▸ What to produce: Pictures are to be left out; otherwise, copy exactly the lines from the line containing "Type out the text in this image." through the end of the data.
START
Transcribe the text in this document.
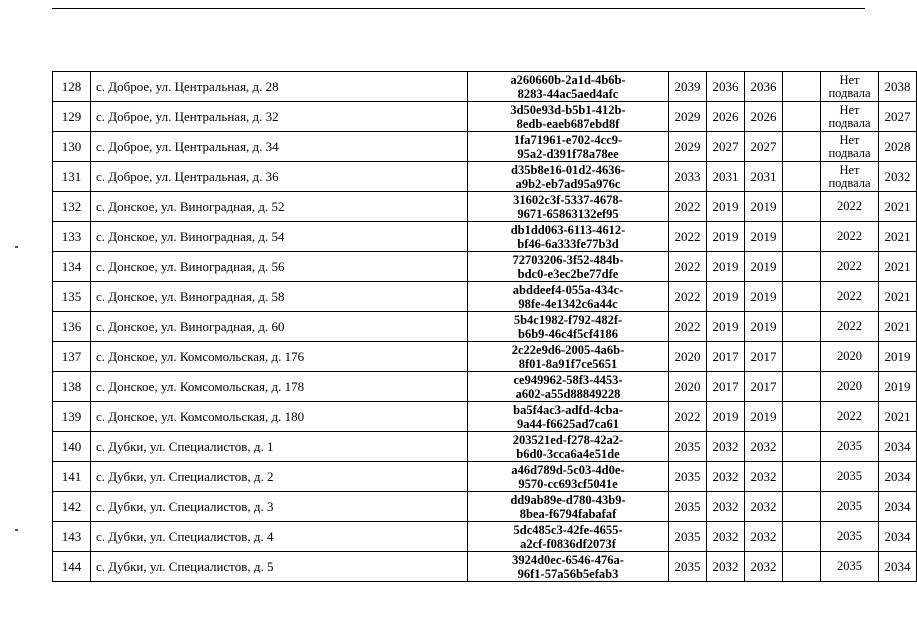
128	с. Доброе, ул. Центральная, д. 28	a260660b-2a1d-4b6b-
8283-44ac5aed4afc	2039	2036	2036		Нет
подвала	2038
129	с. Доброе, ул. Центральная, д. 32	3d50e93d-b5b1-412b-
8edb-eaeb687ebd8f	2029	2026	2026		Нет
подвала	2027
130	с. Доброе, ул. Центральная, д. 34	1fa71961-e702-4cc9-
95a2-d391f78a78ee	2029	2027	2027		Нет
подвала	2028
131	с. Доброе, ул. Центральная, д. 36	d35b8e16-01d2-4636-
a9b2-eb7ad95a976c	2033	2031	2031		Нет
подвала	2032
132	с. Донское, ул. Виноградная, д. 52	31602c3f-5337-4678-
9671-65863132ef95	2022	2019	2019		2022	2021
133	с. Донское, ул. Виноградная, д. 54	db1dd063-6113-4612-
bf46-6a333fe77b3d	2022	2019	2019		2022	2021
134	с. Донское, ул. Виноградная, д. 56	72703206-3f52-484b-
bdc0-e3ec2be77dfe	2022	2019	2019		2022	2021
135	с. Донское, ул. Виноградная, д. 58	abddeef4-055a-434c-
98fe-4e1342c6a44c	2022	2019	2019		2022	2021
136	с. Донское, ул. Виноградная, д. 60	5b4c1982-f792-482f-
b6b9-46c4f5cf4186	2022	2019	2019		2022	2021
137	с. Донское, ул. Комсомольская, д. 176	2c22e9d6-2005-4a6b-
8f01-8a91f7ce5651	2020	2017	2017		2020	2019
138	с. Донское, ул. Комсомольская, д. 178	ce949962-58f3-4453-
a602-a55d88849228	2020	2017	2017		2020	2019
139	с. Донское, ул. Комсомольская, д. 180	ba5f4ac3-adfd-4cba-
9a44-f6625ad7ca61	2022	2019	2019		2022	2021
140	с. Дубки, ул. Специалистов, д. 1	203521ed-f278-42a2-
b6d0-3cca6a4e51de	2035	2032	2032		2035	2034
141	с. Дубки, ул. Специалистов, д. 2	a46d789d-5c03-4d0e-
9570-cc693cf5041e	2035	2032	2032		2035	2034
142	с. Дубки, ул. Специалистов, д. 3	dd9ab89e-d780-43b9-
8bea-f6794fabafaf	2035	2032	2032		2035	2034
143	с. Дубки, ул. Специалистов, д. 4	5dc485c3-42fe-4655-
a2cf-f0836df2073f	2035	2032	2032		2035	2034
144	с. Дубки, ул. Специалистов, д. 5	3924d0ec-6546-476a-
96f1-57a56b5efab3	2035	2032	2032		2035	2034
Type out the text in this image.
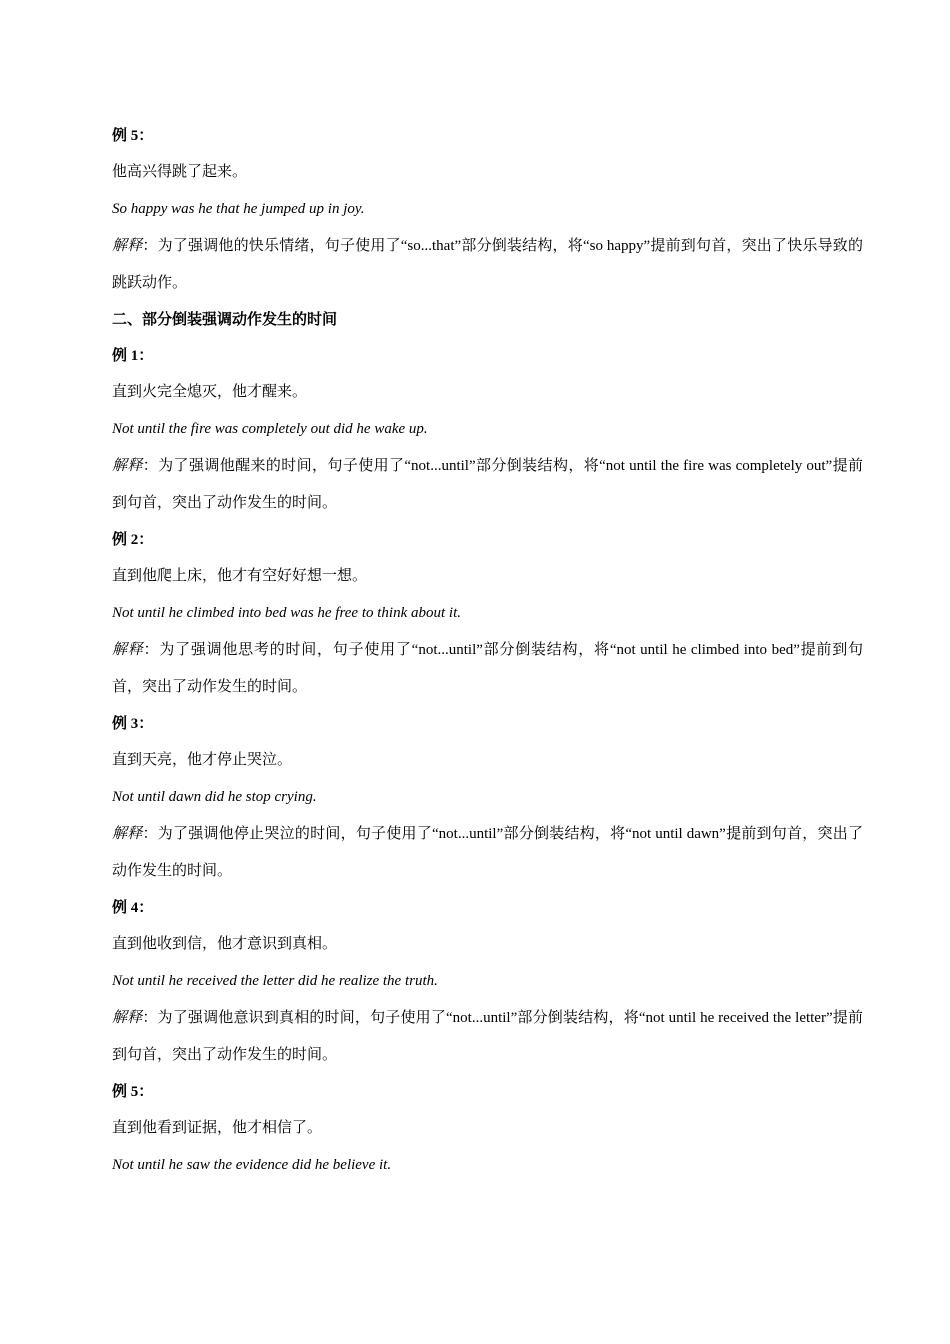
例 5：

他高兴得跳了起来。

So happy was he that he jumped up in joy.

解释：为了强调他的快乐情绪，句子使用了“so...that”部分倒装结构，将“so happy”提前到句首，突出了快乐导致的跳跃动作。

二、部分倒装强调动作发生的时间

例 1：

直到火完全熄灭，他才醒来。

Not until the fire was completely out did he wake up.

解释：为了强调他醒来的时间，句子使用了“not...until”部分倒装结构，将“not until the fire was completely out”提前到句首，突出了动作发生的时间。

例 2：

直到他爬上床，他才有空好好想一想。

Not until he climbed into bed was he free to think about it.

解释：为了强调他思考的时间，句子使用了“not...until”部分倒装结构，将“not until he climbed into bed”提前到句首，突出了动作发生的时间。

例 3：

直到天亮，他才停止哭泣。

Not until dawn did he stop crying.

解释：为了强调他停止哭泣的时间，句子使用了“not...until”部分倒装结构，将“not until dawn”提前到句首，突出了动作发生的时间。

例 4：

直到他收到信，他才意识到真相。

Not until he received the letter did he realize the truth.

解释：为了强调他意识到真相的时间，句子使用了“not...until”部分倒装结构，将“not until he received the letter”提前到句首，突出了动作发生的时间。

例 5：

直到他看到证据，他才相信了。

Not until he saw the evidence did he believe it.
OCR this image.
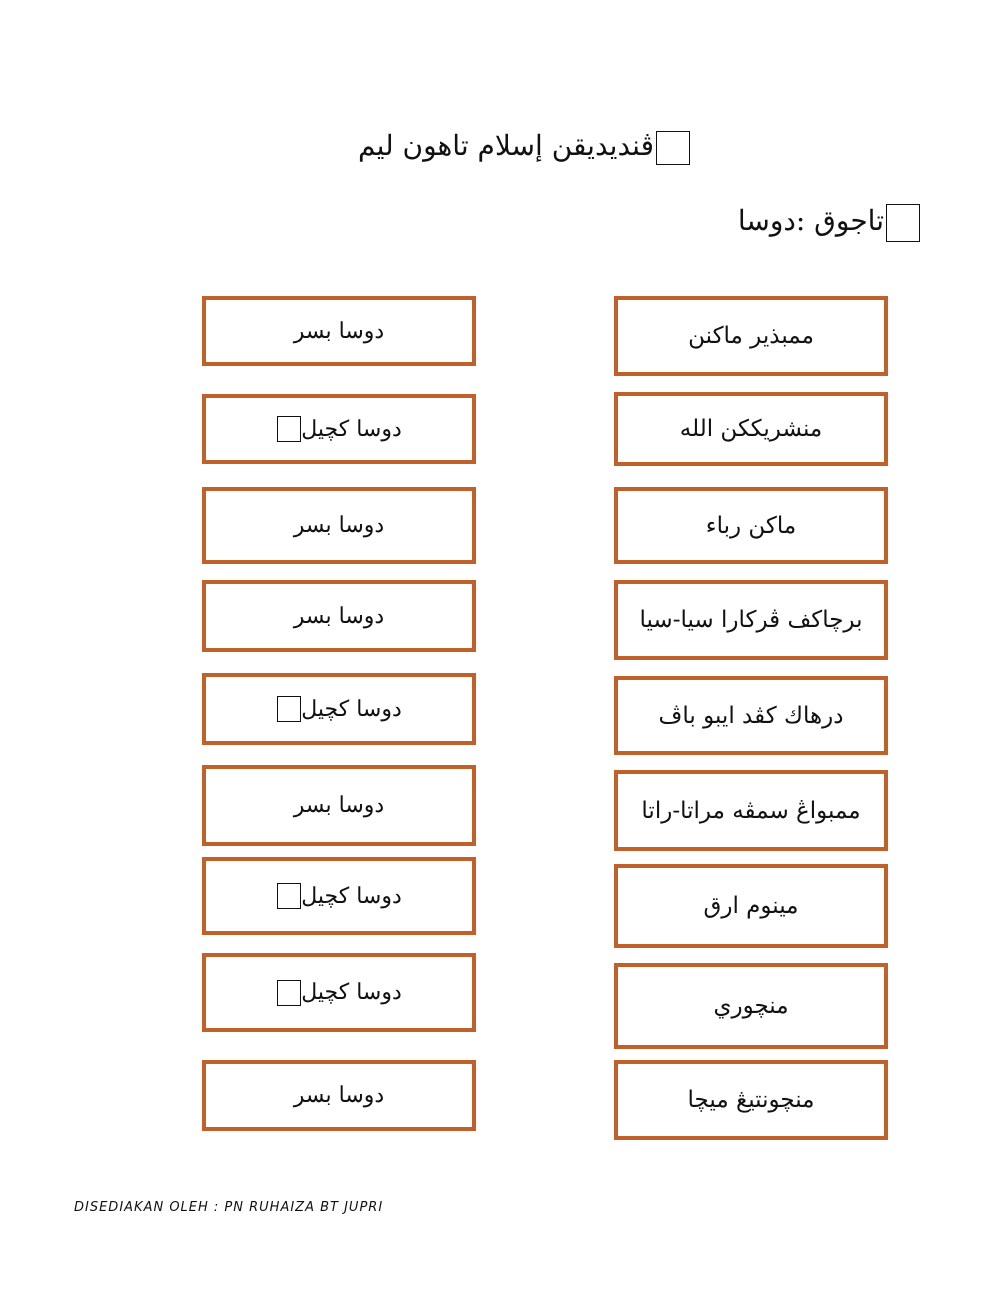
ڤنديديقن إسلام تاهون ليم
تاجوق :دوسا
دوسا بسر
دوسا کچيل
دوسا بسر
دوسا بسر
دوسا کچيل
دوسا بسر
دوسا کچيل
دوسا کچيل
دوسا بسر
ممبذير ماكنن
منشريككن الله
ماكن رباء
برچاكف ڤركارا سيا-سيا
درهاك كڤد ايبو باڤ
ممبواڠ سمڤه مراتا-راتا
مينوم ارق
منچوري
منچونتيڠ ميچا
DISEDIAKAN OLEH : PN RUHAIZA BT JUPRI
END
▸ Answer:
Type out the text in this image.
例 5：

他高兴得跳了起来。

So happy was he that he jumped up in joy.

解释：为了强调他的快乐情绪，句子使用了“so...that”部分倒装结构，将“so happy”提前到句首，突出了快乐导致的跳跃动作。

二、部分倒装强调动作发生的时间

例 1：

直到火完全熄灭，他才醒来。

Not until the fire was completely out did he wake up.

解释：为了强调他醒来的时间，句子使用了“not...until”部分倒装结构，将“not until the fire was completely out”提前到句首，突出了动作发生的时间。

例 2：

直到他爬上床，他才有空好好想一想。

Not until he climbed into bed was he free to think about it.

解释：为了强调他思考的时间，句子使用了“not...until”部分倒装结构，将“not until he climbed into bed”提前到句首，突出了动作发生的时间。

例 3：

直到天亮，他才停止哭泣。

Not until dawn did he stop crying.

解释：为了强调他停止哭泣的时间，句子使用了“not...until”部分倒装结构，将“not until dawn”提前到句首，突出了动作发生的时间。

例 4：

直到他收到信，他才意识到真相。

Not until he received the letter did he realize the truth.

解释：为了强调他意识到真相的时间，句子使用了“not...until”部分倒装结构，将“not until he received the letter”提前到句首，突出了动作发生的时间。

例 5：

直到他看到证据，他才相信了。

Not until he saw the evidence did he believe it.
OCR this image.
ڤنديديقن إسلام تاهون ليم
تاجوق :دوسا
دوسا بسر
دوسا کچيل
دوسا بسر
دوسا بسر
دوسا کچيل
دوسا بسر
دوسا کچيل
دوسا کچيل
دوسا بسر
ممبذير ماكنن
منشريككن الله
ماكن رباء
برچاكف ڤركارا سيا-سيا
درهاك كڤد ايبو باڤ
ممبواڠ سمڤه مراتا-راتا
مينوم ارق
منچوري
منچونتيڠ ميچا
DISEDIAKAN OLEH : PN RUHAIZA BT JUPRI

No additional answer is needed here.